EXERCISE OBJECTIVE: What follows is a set of records; restate each one word for word and drop the pictures.

════════════════════

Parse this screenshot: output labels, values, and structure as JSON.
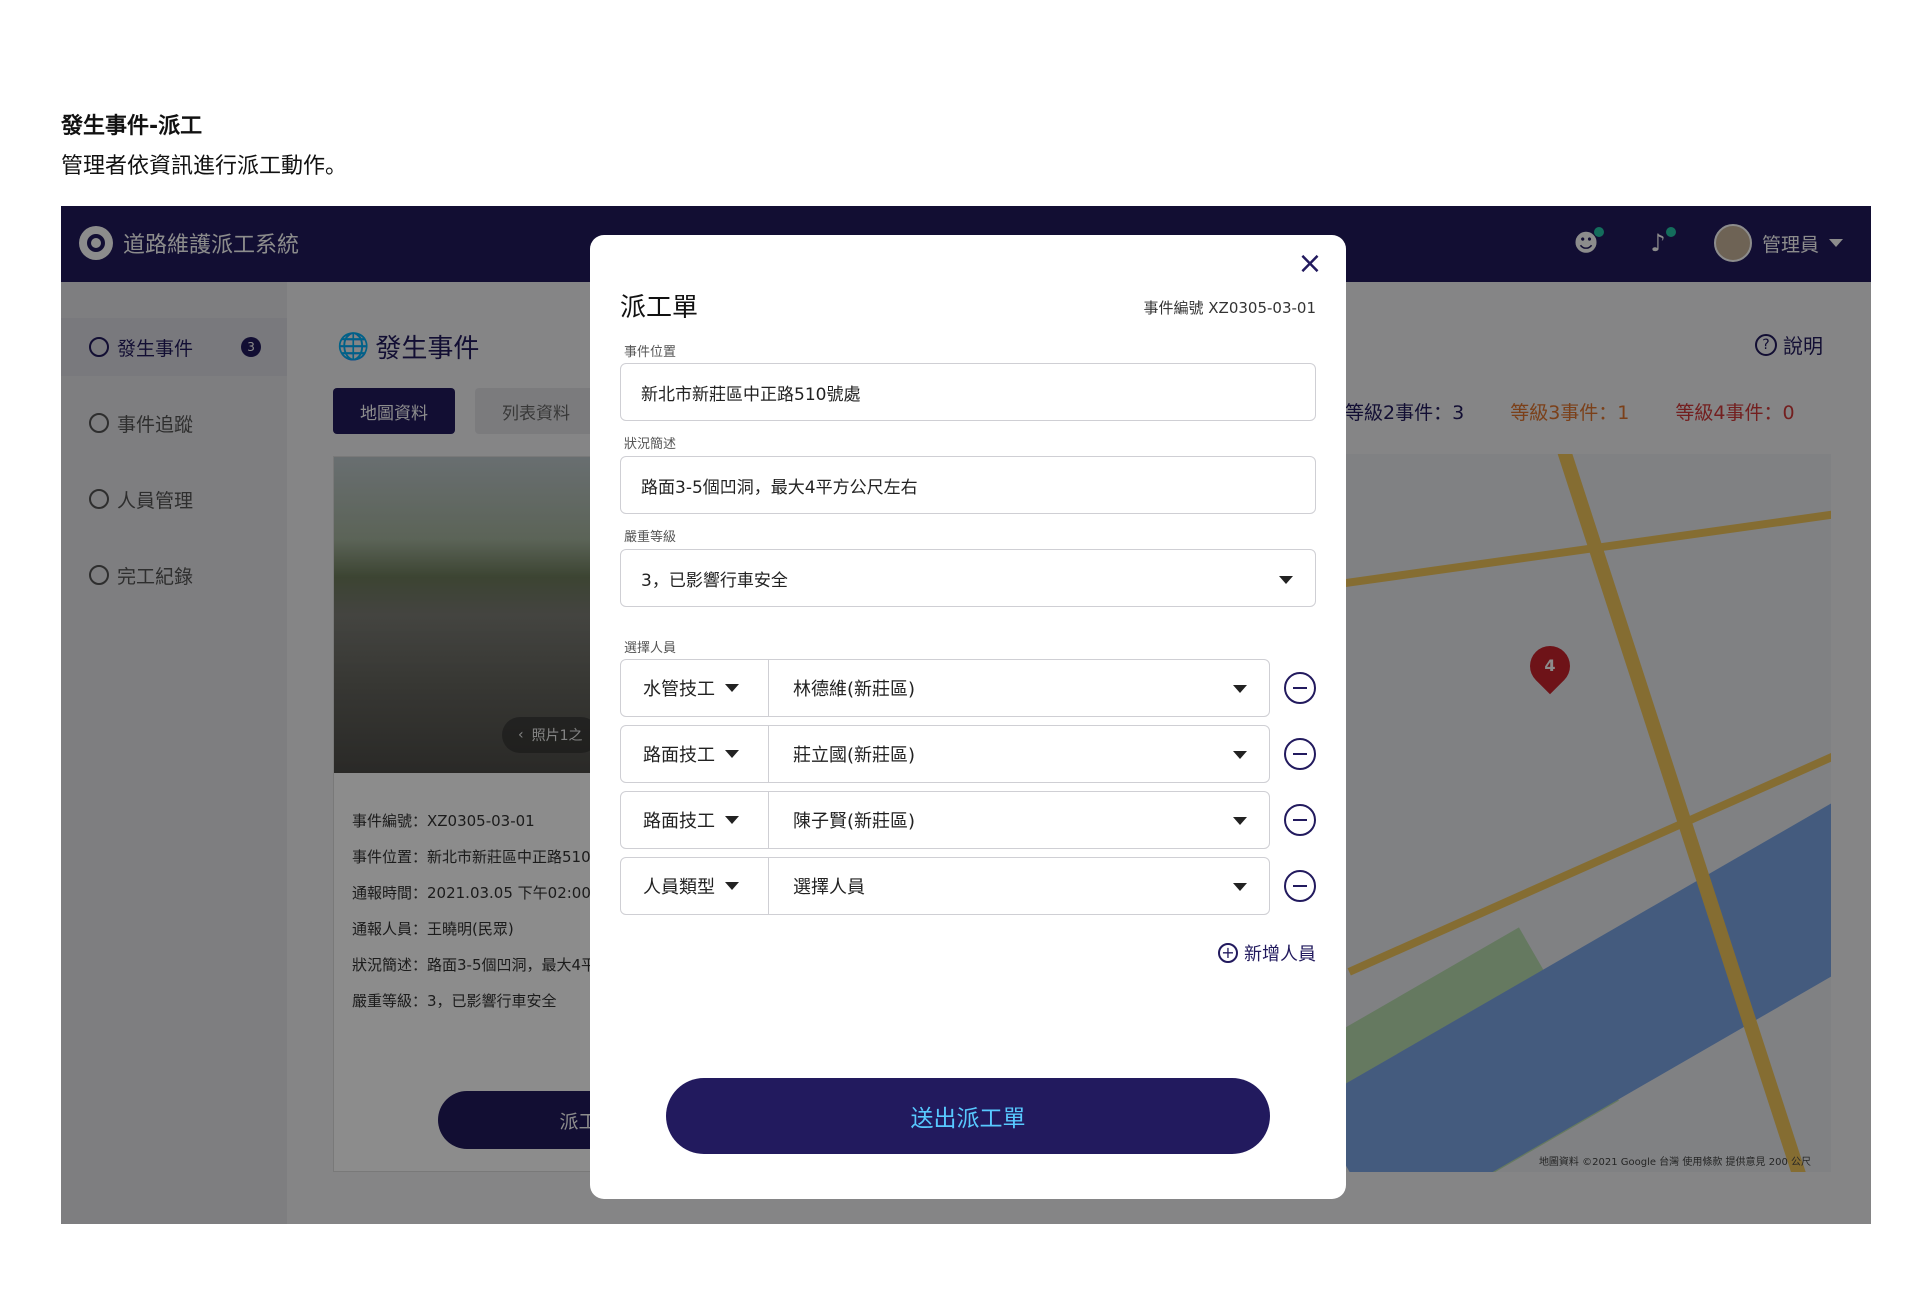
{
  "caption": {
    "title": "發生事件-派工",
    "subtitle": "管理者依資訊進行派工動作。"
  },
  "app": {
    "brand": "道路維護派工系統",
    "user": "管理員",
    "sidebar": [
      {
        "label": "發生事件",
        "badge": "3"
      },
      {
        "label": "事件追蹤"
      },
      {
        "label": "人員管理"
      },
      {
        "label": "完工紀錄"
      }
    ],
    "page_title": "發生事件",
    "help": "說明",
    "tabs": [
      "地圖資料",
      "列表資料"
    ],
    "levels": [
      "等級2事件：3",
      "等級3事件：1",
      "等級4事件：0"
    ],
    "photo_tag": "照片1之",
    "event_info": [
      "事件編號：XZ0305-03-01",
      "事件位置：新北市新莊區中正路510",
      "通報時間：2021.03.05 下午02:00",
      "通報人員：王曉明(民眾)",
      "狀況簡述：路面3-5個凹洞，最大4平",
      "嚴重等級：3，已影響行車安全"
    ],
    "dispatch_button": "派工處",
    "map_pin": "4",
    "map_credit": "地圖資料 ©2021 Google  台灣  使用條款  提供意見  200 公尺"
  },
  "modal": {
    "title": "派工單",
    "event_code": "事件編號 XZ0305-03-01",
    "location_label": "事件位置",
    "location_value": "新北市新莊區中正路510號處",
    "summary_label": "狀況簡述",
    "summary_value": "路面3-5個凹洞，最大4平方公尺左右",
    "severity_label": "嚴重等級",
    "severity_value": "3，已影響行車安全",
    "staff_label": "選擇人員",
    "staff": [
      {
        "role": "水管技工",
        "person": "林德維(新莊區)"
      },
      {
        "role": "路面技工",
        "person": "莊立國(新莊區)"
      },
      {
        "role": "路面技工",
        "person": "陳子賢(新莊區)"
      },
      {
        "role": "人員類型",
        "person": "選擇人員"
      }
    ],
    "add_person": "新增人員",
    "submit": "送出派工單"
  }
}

════════════════════

EXERCISE SOLUTION:
Parse this screenshot: output labels, values, and structure as JSON.
{
  "caption": {
    "title": "發生事件-派工",
    "subtitle": "管理者依資訊進行派工動作。"
  },
  "app": {
    "brand": "道路維護派工系統",
    "user": "管理員",
    "sidebar": [
      {
        "label": "發生事件",
        "badge": "3"
      },
      {
        "label": "事件追蹤"
      },
      {
        "label": "人員管理"
      },
      {
        "label": "完工紀錄"
      }
    ],
    "page_title": "發生事件",
    "help": "說明",
    "tabs": [
      "地圖資料",
      "列表資料"
    ],
    "levels": [
      "等級2事件：3",
      "等級3事件：1",
      "等級4事件：0"
    ],
    "photo_tag": "照片1之",
    "event_info": [
      "事件編號：XZ0305-03-01",
      "事件位置：新北市新莊區中正路510",
      "通報時間：2021.03.05 下午02:00",
      "通報人員：王曉明(民眾)",
      "狀況簡述：路面3-5個凹洞，最大4平",
      "嚴重等級：3，已影響行車安全"
    ],
    "dispatch_button": "派工處",
    "map_pin": "4",
    "map_credit": "地圖資料 ©2021 Google  台灣  使用條款  提供意見  200 公尺"
  },
  "modal": {
    "title": "派工單",
    "event_code": "事件編號 XZ0305-03-01",
    "location_label": "事件位置",
    "location_value": "新北市新莊區中正路510號處",
    "summary_label": "狀況簡述",
    "summary_value": "路面3-5個凹洞，最大4平方公尺左右",
    "severity_label": "嚴重等級",
    "severity_value": "3，已影響行車安全",
    "staff_label": "選擇人員",
    "staff": [
      {
        "role": "水管技工",
        "person": "林德維(新莊區)"
      },
      {
        "role": "路面技工",
        "person": "莊立國(新莊區)"
      },
      {
        "role": "路面技工",
        "person": "陳子賢(新莊區)"
      },
      {
        "role": "人員類型",
        "person": "選擇人員"
      }
    ],
    "add_person": "新增人員",
    "submit": "送出派工單"
  }
}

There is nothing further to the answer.